§ PROBLEM TO SOLVE
The records that follow should be retyped word for word.
***** MATERIAL PROVIDED
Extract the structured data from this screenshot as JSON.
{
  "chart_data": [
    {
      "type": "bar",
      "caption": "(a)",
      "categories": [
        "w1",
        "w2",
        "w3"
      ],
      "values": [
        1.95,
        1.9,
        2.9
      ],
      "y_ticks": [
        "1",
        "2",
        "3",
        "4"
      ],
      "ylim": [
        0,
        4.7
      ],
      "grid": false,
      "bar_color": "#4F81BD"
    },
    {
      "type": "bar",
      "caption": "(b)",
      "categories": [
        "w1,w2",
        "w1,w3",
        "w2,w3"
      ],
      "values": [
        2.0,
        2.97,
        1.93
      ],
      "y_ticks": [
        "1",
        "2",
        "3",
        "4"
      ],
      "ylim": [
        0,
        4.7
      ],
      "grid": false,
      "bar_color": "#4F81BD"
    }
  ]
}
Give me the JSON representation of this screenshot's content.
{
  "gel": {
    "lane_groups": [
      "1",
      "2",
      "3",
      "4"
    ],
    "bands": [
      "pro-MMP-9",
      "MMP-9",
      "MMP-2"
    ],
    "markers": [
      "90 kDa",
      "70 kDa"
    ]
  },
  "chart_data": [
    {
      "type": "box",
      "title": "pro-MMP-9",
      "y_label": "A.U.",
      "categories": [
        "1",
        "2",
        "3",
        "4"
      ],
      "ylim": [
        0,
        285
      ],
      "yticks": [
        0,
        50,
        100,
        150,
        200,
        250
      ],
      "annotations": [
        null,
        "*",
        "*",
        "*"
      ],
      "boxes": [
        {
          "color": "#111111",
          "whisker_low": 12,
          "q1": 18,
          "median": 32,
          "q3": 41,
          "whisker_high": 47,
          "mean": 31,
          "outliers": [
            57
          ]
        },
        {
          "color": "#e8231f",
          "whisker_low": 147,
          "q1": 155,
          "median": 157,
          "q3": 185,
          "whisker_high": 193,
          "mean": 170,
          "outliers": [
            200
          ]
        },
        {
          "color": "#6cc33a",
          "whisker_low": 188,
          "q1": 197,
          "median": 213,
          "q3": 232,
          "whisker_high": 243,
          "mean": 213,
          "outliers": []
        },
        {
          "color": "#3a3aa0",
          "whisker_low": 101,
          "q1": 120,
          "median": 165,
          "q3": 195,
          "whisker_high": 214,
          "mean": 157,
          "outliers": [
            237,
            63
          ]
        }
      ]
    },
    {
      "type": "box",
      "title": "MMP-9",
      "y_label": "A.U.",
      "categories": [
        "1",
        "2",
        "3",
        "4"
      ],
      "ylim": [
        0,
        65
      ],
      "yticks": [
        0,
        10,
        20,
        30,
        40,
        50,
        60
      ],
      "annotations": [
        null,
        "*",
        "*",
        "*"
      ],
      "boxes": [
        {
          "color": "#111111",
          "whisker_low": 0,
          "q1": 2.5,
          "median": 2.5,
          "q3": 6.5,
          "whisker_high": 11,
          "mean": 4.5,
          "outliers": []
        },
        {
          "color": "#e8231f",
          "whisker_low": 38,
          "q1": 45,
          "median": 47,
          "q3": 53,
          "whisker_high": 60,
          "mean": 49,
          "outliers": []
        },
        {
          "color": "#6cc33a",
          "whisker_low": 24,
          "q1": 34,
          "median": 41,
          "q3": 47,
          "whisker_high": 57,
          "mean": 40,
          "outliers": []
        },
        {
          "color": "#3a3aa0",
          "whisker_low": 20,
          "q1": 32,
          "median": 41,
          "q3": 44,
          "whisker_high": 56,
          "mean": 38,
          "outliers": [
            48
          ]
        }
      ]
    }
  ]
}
**********
§ FINISHED EXERCISE
Extract the structured data from this screenshot as JSON.
{
  "chart_data": [
    {
      "type": "bar",
      "caption": "(a)",
      "categories": [
        "w1",
        "w2",
        "w3"
      ],
      "values": [
        1.95,
        1.9,
        2.9
      ],
      "y_ticks": [
        "1",
        "2",
        "3",
        "4"
      ],
      "ylim": [
        0,
        4.7
      ],
      "grid": false,
      "bar_color": "#4F81BD"
    },
    {
      "type": "bar",
      "caption": "(b)",
      "categories": [
        "w1,w2",
        "w1,w3",
        "w2,w3"
      ],
      "values": [
        2.0,
        2.97,
        1.93
      ],
      "y_ticks": [
        "1",
        "2",
        "3",
        "4"
      ],
      "ylim": [
        0,
        4.7
      ],
      "grid": false,
      "bar_color": "#4F81BD"
    }
  ]
}
Give me the JSON representation of this screenshot's content.
{
  "gel": {
    "lane_groups": [
      "1",
      "2",
      "3",
      "4"
    ],
    "bands": [
      "pro-MMP-9",
      "MMP-9",
      "MMP-2"
    ],
    "markers": [
      "90 kDa",
      "70 kDa"
    ]
  },
  "chart_data": [
    {
      "type": "box",
      "title": "pro-MMP-9",
      "y_label": "A.U.",
      "categories": [
        "1",
        "2",
        "3",
        "4"
      ],
      "ylim": [
        0,
        285
      ],
      "yticks": [
        0,
        50,
        100,
        150,
        200,
        250
      ],
      "annotations": [
        null,
        "*",
        "*",
        "*"
      ],
      "boxes": [
        {
          "color": "#111111",
          "whisker_low": 12,
          "q1": 18,
          "median": 32,
          "q3": 41,
          "whisker_high": 47,
          "mean": 31,
          "outliers": [
            57
          ]
        },
        {
          "color": "#e8231f",
          "whisker_low": 147,
          "q1": 155,
          "median": 157,
          "q3": 185,
          "whisker_high": 193,
          "mean": 170,
          "outliers": [
            200
          ]
        },
        {
          "color": "#6cc33a",
          "whisker_low": 188,
          "q1": 197,
          "median": 213,
          "q3": 232,
          "whisker_high": 243,
          "mean": 213,
          "outliers": []
        },
        {
          "color": "#3a3aa0",
          "whisker_low": 101,
          "q1": 120,
          "median": 165,
          "q3": 195,
          "whisker_high": 214,
          "mean": 157,
          "outliers": [
            237,
            63
          ]
        }
      ]
    },
    {
      "type": "box",
      "title": "MMP-9",
      "y_label": "A.U.",
      "categories": [
        "1",
        "2",
        "3",
        "4"
      ],
      "ylim": [
        0,
        65
      ],
      "yticks": [
        0,
        10,
        20,
        30,
        40,
        50,
        60
      ],
      "annotations": [
        null,
        "*",
        "*",
        "*"
      ],
      "boxes": [
        {
          "color": "#111111",
          "whisker_low": 0,
          "q1": 2.5,
          "median": 2.5,
          "q3": 6.5,
          "whisker_high": 11,
          "mean": 4.5,
          "outliers": []
        },
        {
          "color": "#e8231f",
          "whisker_low": 38,
          "q1": 45,
          "median": 47,
          "q3": 53,
          "whisker_high": 60,
          "mean": 49,
          "outliers": []
        },
        {
          "color": "#6cc33a",
          "whisker_low": 24,
          "q1": 34,
          "median": 41,
          "q3": 47,
          "whisker_high": 57,
          "mean": 40,
          "outliers": []
        },
        {
          "color": "#3a3aa0",
          "whisker_low": 20,
          "q1": 32,
          "median": 41,
          "q3": 44,
          "whisker_high": 56,
          "mean": 38,
          "outliers": [
            48
          ]
        }
      ]
    }
  ]
}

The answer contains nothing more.